Task directions
Send back all the data below, exactly as given.
++++ Material for this exercise
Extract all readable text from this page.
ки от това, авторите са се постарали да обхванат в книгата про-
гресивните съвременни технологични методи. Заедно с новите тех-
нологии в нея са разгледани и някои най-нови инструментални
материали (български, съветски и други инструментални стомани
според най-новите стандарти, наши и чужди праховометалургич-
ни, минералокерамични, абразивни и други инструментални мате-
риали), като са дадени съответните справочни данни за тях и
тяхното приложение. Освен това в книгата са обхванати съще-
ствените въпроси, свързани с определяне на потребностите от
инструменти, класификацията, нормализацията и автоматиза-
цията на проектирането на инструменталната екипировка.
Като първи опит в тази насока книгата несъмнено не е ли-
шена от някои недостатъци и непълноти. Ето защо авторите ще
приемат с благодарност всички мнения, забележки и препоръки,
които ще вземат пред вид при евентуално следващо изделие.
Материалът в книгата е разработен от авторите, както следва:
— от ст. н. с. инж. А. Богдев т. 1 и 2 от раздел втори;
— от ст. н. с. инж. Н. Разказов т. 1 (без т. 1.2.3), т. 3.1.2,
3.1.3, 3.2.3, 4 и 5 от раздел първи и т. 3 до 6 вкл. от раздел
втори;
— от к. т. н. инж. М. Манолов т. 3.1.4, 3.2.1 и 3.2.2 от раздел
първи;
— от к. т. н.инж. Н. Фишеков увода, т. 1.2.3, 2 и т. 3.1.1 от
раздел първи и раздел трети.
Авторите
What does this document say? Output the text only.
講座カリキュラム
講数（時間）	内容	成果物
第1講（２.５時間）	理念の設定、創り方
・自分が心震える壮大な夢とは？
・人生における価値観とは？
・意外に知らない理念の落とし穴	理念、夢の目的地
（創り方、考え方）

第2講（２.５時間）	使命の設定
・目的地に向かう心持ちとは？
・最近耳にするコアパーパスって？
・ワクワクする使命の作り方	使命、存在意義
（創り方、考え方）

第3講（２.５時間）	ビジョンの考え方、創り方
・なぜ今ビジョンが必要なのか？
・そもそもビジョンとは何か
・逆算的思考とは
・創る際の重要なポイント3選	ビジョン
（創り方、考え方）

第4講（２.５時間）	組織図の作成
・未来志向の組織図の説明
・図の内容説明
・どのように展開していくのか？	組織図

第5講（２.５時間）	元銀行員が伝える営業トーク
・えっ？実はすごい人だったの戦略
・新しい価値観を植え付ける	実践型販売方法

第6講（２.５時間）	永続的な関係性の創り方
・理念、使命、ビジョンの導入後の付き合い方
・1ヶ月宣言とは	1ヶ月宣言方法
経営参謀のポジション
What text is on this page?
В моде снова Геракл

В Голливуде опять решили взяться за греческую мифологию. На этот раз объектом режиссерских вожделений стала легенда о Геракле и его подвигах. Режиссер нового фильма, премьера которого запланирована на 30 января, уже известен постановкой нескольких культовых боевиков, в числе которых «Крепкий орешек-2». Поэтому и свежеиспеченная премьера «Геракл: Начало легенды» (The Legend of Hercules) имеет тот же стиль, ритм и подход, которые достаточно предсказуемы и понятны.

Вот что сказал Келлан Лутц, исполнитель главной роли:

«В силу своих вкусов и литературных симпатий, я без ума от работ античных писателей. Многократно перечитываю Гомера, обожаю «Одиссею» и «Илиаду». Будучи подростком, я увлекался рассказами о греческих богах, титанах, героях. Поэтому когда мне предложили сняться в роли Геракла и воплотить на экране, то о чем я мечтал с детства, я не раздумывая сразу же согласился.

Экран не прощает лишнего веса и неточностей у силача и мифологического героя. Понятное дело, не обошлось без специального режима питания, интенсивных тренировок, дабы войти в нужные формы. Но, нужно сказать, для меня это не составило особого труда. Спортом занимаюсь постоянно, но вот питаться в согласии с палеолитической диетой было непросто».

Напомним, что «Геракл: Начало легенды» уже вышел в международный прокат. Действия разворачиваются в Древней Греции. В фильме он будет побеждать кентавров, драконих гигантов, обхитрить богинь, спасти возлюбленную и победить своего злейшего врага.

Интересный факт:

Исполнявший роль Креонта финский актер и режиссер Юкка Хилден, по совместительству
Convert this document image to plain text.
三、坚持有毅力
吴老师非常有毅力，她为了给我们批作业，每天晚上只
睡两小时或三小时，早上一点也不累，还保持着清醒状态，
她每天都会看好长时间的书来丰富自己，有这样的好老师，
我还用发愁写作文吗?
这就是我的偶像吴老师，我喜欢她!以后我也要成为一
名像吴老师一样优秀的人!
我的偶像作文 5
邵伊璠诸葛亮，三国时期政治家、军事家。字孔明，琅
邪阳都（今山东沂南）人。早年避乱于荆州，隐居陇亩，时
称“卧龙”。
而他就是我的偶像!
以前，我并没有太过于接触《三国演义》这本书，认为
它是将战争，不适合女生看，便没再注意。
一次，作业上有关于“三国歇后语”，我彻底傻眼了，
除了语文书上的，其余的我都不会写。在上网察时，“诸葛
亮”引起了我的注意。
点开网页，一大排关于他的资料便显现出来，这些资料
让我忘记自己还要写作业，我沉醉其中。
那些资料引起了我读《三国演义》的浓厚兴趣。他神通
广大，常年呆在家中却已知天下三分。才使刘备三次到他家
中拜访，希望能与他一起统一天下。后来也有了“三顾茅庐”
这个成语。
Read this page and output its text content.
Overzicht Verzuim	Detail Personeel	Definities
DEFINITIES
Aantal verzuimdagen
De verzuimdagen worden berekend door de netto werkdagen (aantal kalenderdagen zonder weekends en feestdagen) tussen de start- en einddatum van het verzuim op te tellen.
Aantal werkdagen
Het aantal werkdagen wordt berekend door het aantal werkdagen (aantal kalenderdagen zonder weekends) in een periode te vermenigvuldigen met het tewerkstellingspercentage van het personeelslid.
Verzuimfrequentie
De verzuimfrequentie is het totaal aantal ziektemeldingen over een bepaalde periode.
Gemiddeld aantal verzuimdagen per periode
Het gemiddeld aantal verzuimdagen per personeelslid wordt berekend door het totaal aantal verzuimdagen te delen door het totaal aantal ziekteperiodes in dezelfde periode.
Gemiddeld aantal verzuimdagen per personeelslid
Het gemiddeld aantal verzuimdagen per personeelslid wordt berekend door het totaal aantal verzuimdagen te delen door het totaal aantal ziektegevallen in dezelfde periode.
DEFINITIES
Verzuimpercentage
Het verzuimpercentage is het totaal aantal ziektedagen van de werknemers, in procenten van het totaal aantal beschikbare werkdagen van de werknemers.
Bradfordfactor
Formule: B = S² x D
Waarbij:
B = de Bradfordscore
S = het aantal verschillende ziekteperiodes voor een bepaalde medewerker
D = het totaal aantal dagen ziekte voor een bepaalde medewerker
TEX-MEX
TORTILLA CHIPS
++++++++
Solution to this problem
Extract all readable text from this page.
ки от това, авторите са се постарали да обхванат в книгата про-
гресивните съвременни технологични методи. Заедно с новите тех-
нологии в нея са разгледани и някои най-нови инструментални
материали (български, съветски и други инструментални стомани
според най-новите стандарти, наши и чужди праховометалургич-
ни, минералокерамични, абразивни и други инструментални мате-
риали), като са дадени съответните справочни данни за тях и
тяхното приложение. Освен това в книгата са обхванати съще-
ствените въпроси, свързани с определяне на потребностите от
инструменти, класификацията, нормализацията и автоматиза-
цията на проектирането на инструменталната екипировка.
Като първи опит в тази насока книгата несъмнено не е ли-
шена от някои недостатъци и непълноти. Ето защо авторите ще
приемат с благодарност всички мнения, забележки и препоръки,
които ще вземат пред вид при евентуално следващо изделие.
Материалът в книгата е разработен от авторите, както следва:
— от ст. н. с. инж. А. Богдев т. 1 и 2 от раздел втори;
— от ст. н. с. инж. Н. Разказов т. 1 (без т. 1.2.3), т. 3.1.2,
3.1.3, 3.2.3, 4 и 5 от раздел първи и т. 3 до 6 вкл. от раздел
втори;
— от к. т. н. инж. М. Манолов т. 3.1.4, 3.2.1 и 3.2.2 от раздел
първи;
— от к. т. н.инж. Н. Фишеков увода, т. 1.2.3, 2 и т. 3.1.1 от
раздел първи и раздел трети.
Авторите
What does this document say? Output the text only.
講座カリキュラム
講数（時間）	内容	成果物
第1講（２.５時間）	理念の設定、創り方
・自分が心震える壮大な夢とは？
・人生における価値観とは？
・意外に知らない理念の落とし穴	理念、夢の目的地
（創り方、考え方）

第2講（２.５時間）	使命の設定
・目的地に向かう心持ちとは？
・最近耳にするコアパーパスって？
・ワクワクする使命の作り方	使命、存在意義
（創り方、考え方）

第3講（２.５時間）	ビジョンの考え方、創り方
・なぜ今ビジョンが必要なのか？
・そもそもビジョンとは何か
・逆算的思考とは
・創る際の重要なポイント3選	ビジョン
（創り方、考え方）

第4講（２.５時間）	組織図の作成
・未来志向の組織図の説明
・図の内容説明
・どのように展開していくのか？	組織図

第5講（２.５時間）	元銀行員が伝える営業トーク
・えっ？実はすごい人だったの戦略
・新しい価値観を植え付ける	実践型販売方法

第6講（２.５時間）	永続的な関係性の創り方
・理念、使命、ビジョンの導入後の付き合い方
・1ヶ月宣言とは	1ヶ月宣言方法
経営参謀のポジション
What text is on this page?
В моде снова Геракл

В Голливуде опять решили взяться за греческую мифологию. На этот раз объектом режиссерских вожделений стала легенда о Геракле и его подвигах. Режиссер нового фильма, премьера которого запланирована на 30 января, уже известен постановкой нескольких культовых боевиков, в числе которых «Крепкий орешек-2». Поэтому и свежеиспеченная премьера «Геракл: Начало легенды» (The Legend of Hercules) имеет тот же стиль, ритм и подход, которые достаточно предсказуемы и понятны.

Вот что сказал Келлан Лутц, исполнитель главной роли:

«В силу своих вкусов и литературных симпатий, я без ума от работ античных писателей. Многократно перечитываю Гомера, обожаю «Одиссею» и «Илиаду». Будучи подростком, я увлекался рассказами о греческих богах, титанах, героях. Поэтому когда мне предложили сняться в роли Геракла и воплотить на экране, то о чем я мечтал с детства, я не раздумывая сразу же согласился.

Экран не прощает лишнего веса и неточностей у силача и мифологического героя. Понятное дело, не обошлось без специального режима питания, интенсивных тренировок, дабы войти в нужные формы. Но, нужно сказать, для меня это не составило особого труда. Спортом занимаюсь постоянно, но вот питаться в согласии с палеолитической диетой было непросто».

Напомним, что «Геракл: Начало легенды» уже вышел в международный прокат. Действия разворачиваются в Древней Греции. В фильме он будет побеждать кентавров, драконих гигантов, обхитрить богинь, спасти возлюбленную и победить своего злейшего врага.

Интересный факт:

Исполнявший роль Креонта финский актер и режиссер Юкка Хилден, по совместительству
Convert this document image to plain text.
三、坚持有毅力
吴老师非常有毅力，她为了给我们批作业，每天晚上只
睡两小时或三小时，早上一点也不累，还保持着清醒状态，
她每天都会看好长时间的书来丰富自己，有这样的好老师，
我还用发愁写作文吗?
这就是我的偶像吴老师，我喜欢她!以后我也要成为一
名像吴老师一样优秀的人!
我的偶像作文 5
邵伊璠诸葛亮，三国时期政治家、军事家。字孔明，琅
邪阳都（今山东沂南）人。早年避乱于荆州，隐居陇亩，时
称“卧龙”。
而他就是我的偶像!
以前，我并没有太过于接触《三国演义》这本书，认为
它是将战争，不适合女生看，便没再注意。
一次，作业上有关于“三国歇后语”，我彻底傻眼了，
除了语文书上的，其余的我都不会写。在上网察时，“诸葛
亮”引起了我的注意。
点开网页，一大排关于他的资料便显现出来，这些资料
让我忘记自己还要写作业，我沉醉其中。
那些资料引起了我读《三国演义》的浓厚兴趣。他神通
广大，常年呆在家中却已知天下三分。才使刘备三次到他家
中拜访，希望能与他一起统一天下。后来也有了“三顾茅庐”
这个成语。
Read this page and output its text content.
Overzicht Verzuim	Detail Personeel	Definities
DEFINITIES
Aantal verzuimdagen
De verzuimdagen worden berekend door de netto werkdagen (aantal kalenderdagen zonder weekends en feestdagen) tussen de start- en einddatum van het verzuim op te tellen.
Aantal werkdagen
Het aantal werkdagen wordt berekend door het aantal werkdagen (aantal kalenderdagen zonder weekends) in een periode te vermenigvuldigen met het tewerkstellingspercentage van het personeelslid.
Verzuimfrequentie
De verzuimfrequentie is het totaal aantal ziektemeldingen over een bepaalde periode.
Gemiddeld aantal verzuimdagen per periode
Het gemiddeld aantal verzuimdagen per personeelslid wordt berekend door het totaal aantal verzuimdagen te delen door het totaal aantal ziekteperiodes in dezelfde periode.
Gemiddeld aantal verzuimdagen per personeelslid
Het gemiddeld aantal verzuimdagen per personeelslid wordt berekend door het totaal aantal verzuimdagen te delen door het totaal aantal ziektegevallen in dezelfde periode.
DEFINITIES
Verzuimpercentage
Het verzuimpercentage is het totaal aantal ziektedagen van de werknemers, in procenten van het totaal aantal beschikbare werkdagen van de werknemers.
Bradfordfactor
Formule: B = S² x D
Waarbij:
B = de Bradfordscore
S = het aantal verschillende ziekteperiodes voor een bepaalde medewerker
D = het totaal aantal dagen ziekte voor een bepaalde medewerker
TEX-MEX
TORTILLA CHIPS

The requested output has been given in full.